__Exercise goal__
Copy all of the material word for word, except for the pictures.

Collected data:
## start

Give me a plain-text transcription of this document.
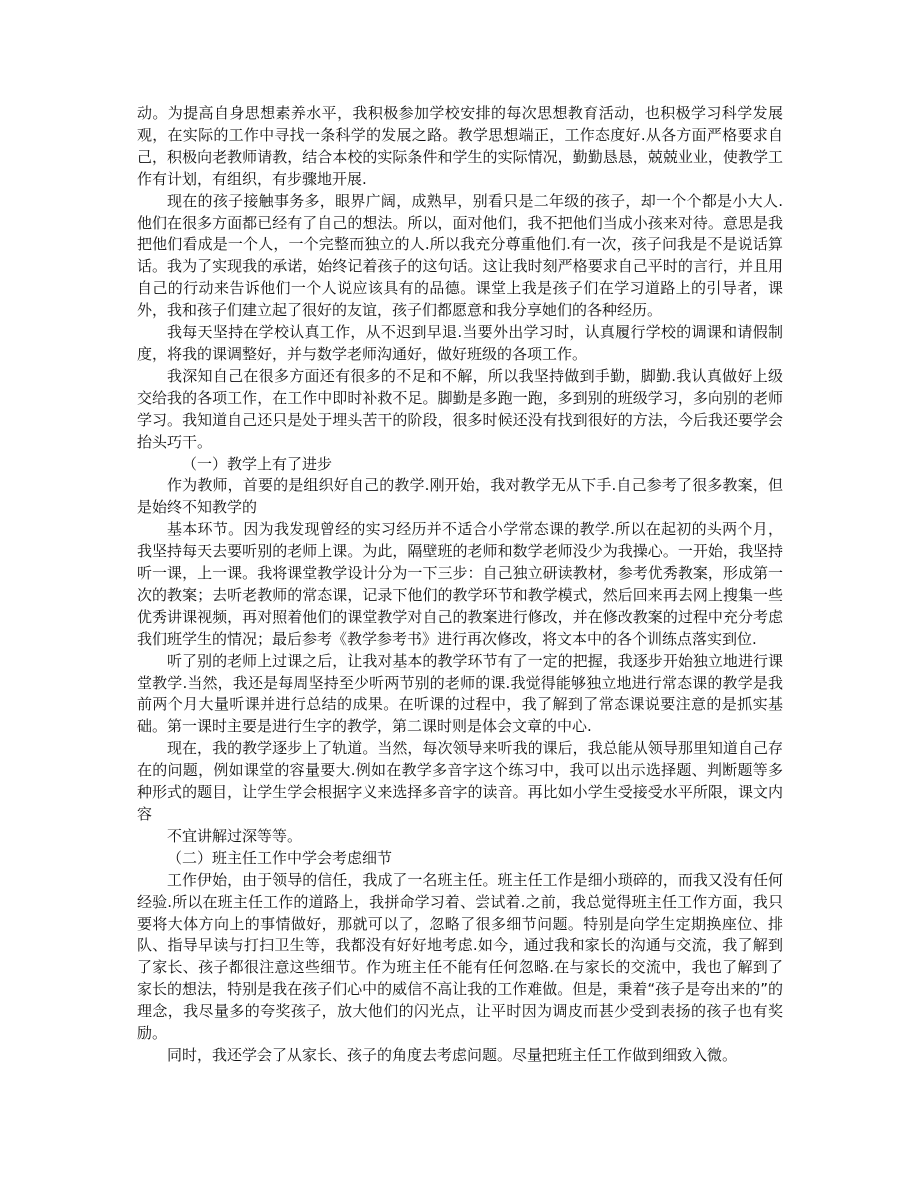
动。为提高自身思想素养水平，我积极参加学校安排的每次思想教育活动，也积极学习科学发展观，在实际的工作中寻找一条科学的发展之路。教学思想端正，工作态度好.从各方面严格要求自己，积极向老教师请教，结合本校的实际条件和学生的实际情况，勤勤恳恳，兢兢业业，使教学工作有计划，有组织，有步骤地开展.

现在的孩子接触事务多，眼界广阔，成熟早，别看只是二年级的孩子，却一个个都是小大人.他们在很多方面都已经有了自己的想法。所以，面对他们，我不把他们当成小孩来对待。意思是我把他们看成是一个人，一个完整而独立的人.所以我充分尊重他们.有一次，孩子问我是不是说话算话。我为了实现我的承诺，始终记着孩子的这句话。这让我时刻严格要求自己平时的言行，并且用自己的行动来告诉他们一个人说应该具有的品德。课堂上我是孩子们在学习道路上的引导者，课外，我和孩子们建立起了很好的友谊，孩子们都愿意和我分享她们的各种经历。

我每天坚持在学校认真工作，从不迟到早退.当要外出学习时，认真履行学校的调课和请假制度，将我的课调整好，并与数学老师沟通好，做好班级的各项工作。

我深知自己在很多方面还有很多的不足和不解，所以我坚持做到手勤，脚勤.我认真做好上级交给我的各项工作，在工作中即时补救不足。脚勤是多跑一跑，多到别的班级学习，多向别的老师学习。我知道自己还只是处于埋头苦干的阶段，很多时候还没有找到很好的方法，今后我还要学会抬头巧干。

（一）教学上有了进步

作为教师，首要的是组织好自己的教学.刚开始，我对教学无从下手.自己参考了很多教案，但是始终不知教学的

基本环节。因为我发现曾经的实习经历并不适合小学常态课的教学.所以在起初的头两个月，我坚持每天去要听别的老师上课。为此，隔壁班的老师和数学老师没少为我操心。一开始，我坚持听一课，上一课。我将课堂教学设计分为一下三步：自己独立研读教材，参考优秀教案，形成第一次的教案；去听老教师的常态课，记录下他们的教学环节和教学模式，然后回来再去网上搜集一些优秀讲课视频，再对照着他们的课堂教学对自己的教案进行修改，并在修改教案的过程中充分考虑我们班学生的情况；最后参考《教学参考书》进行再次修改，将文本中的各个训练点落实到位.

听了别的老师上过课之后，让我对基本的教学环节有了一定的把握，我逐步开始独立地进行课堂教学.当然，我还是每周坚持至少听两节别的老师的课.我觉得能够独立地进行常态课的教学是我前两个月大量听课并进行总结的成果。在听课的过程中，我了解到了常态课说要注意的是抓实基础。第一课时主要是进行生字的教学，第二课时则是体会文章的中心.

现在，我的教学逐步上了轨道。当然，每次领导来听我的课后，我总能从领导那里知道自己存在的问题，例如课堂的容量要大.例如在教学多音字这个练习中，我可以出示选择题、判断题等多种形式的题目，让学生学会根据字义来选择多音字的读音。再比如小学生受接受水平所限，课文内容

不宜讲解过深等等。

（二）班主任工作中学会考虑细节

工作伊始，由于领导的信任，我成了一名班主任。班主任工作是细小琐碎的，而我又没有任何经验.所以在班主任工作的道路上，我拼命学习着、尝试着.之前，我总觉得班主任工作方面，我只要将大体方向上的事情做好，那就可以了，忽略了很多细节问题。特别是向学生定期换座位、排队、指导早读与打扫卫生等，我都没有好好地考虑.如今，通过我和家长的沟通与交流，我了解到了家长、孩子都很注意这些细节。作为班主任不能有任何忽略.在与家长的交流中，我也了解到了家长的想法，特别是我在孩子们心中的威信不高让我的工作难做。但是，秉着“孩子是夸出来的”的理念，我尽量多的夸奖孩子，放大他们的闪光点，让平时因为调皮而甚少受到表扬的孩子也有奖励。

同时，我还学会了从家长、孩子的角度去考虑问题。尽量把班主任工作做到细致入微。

## end

__Task result__
Give me a plain-text transcription of this document.
动。为提高自身思想素养水平，我积极参加学校安排的每次思想教育活动，也积极学习科学发展观，在实际的工作中寻找一条科学的发展之路。教学思想端正，工作态度好.从各方面严格要求自己，积极向老教师请教，结合本校的实际条件和学生的实际情况，勤勤恳恳，兢兢业业，使教学工作有计划，有组织，有步骤地开展.

现在的孩子接触事务多，眼界广阔，成熟早，别看只是二年级的孩子，却一个个都是小大人.他们在很多方面都已经有了自己的想法。所以，面对他们，我不把他们当成小孩来对待。意思是我把他们看成是一个人，一个完整而独立的人.所以我充分尊重他们.有一次，孩子问我是不是说话算话。我为了实现我的承诺，始终记着孩子的这句话。这让我时刻严格要求自己平时的言行，并且用自己的行动来告诉他们一个人说应该具有的品德。课堂上我是孩子们在学习道路上的引导者，课外，我和孩子们建立起了很好的友谊，孩子们都愿意和我分享她们的各种经历。

我每天坚持在学校认真工作，从不迟到早退.当要外出学习时，认真履行学校的调课和请假制度，将我的课调整好，并与数学老师沟通好，做好班级的各项工作。

我深知自己在很多方面还有很多的不足和不解，所以我坚持做到手勤，脚勤.我认真做好上级交给我的各项工作，在工作中即时补救不足。脚勤是多跑一跑，多到别的班级学习，多向别的老师学习。我知道自己还只是处于埋头苦干的阶段，很多时候还没有找到很好的方法，今后我还要学会抬头巧干。

（一）教学上有了进步

作为教师，首要的是组织好自己的教学.刚开始，我对教学无从下手.自己参考了很多教案，但是始终不知教学的

基本环节。因为我发现曾经的实习经历并不适合小学常态课的教学.所以在起初的头两个月，我坚持每天去要听别的老师上课。为此，隔壁班的老师和数学老师没少为我操心。一开始，我坚持听一课，上一课。我将课堂教学设计分为一下三步：自己独立研读教材，参考优秀教案，形成第一次的教案；去听老教师的常态课，记录下他们的教学环节和教学模式，然后回来再去网上搜集一些优秀讲课视频，再对照着他们的课堂教学对自己的教案进行修改，并在修改教案的过程中充分考虑我们班学生的情况；最后参考《教学参考书》进行再次修改，将文本中的各个训练点落实到位.

听了别的老师上过课之后，让我对基本的教学环节有了一定的把握，我逐步开始独立地进行课堂教学.当然，我还是每周坚持至少听两节别的老师的课.我觉得能够独立地进行常态课的教学是我前两个月大量听课并进行总结的成果。在听课的过程中，我了解到了常态课说要注意的是抓实基础。第一课时主要是进行生字的教学，第二课时则是体会文章的中心.

现在，我的教学逐步上了轨道。当然，每次领导来听我的课后，我总能从领导那里知道自己存在的问题，例如课堂的容量要大.例如在教学多音字这个练习中，我可以出示选择题、判断题等多种形式的题目，让学生学会根据字义来选择多音字的读音。再比如小学生受接受水平所限，课文内容

不宜讲解过深等等。

（二）班主任工作中学会考虑细节

工作伊始，由于领导的信任，我成了一名班主任。班主任工作是细小琐碎的，而我又没有任何经验.所以在班主任工作的道路上，我拼命学习着、尝试着.之前，我总觉得班主任工作方面，我只要将大体方向上的事情做好，那就可以了，忽略了很多细节问题。特别是向学生定期换座位、排队、指导早读与打扫卫生等，我都没有好好地考虑.如今，通过我和家长的沟通与交流，我了解到了家长、孩子都很注意这些细节。作为班主任不能有任何忽略.在与家长的交流中，我也了解到了家长的想法，特别是我在孩子们心中的威信不高让我的工作难做。但是，秉着“孩子是夸出来的”的理念，我尽量多的夸奖孩子，放大他们的闪光点，让平时因为调皮而甚少受到表扬的孩子也有奖励。

同时，我还学会了从家长、孩子的角度去考虑问题。尽量把班主任工作做到细致入微。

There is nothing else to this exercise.